(Stored records)
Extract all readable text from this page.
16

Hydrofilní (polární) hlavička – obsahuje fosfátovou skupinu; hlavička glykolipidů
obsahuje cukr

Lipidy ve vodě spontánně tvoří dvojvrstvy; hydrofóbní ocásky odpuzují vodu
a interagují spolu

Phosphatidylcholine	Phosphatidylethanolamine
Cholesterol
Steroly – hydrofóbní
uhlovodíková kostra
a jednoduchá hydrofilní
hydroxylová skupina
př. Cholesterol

* * *

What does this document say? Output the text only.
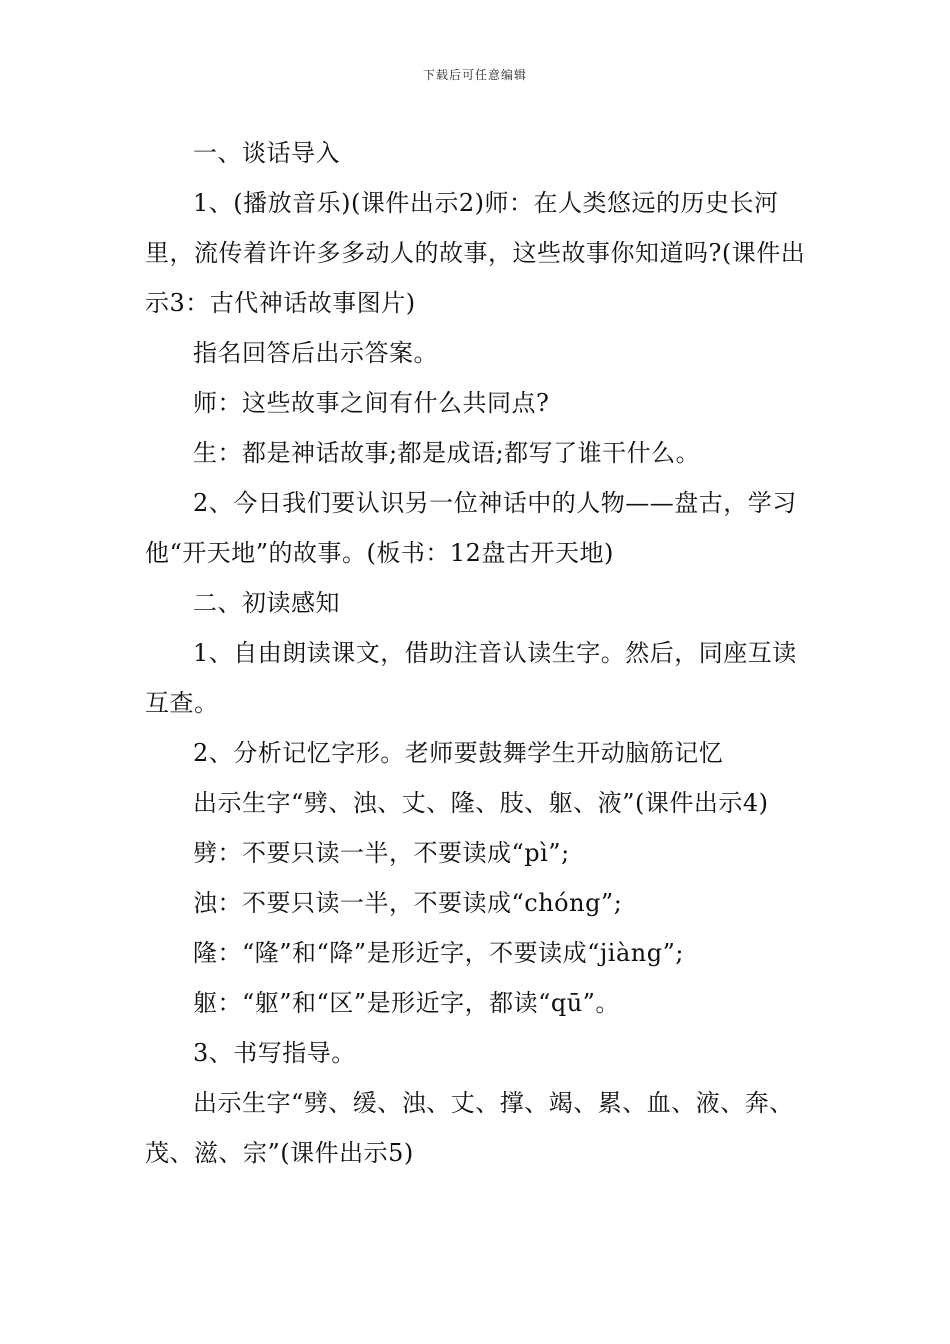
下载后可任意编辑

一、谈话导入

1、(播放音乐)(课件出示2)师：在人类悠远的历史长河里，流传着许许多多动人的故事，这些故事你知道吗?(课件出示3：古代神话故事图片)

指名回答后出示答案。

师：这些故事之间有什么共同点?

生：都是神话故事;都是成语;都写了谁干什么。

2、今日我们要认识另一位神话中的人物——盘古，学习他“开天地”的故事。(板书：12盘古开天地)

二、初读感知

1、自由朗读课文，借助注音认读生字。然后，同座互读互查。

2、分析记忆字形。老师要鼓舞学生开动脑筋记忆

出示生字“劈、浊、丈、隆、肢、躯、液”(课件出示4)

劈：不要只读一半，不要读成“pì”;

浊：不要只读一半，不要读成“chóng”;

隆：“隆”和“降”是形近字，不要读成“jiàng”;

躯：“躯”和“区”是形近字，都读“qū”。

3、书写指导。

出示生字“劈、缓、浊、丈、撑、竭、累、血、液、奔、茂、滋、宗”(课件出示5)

* _What needs to be done_
In the lines above, find each one with "hydrofóbní" and list it.

* _Exercise response_
Lipidy ve vodě spontánně tvoří dvojvrstvy; hydrofóbní ocásky odpuzují vodu
Steroly – hydrofóbní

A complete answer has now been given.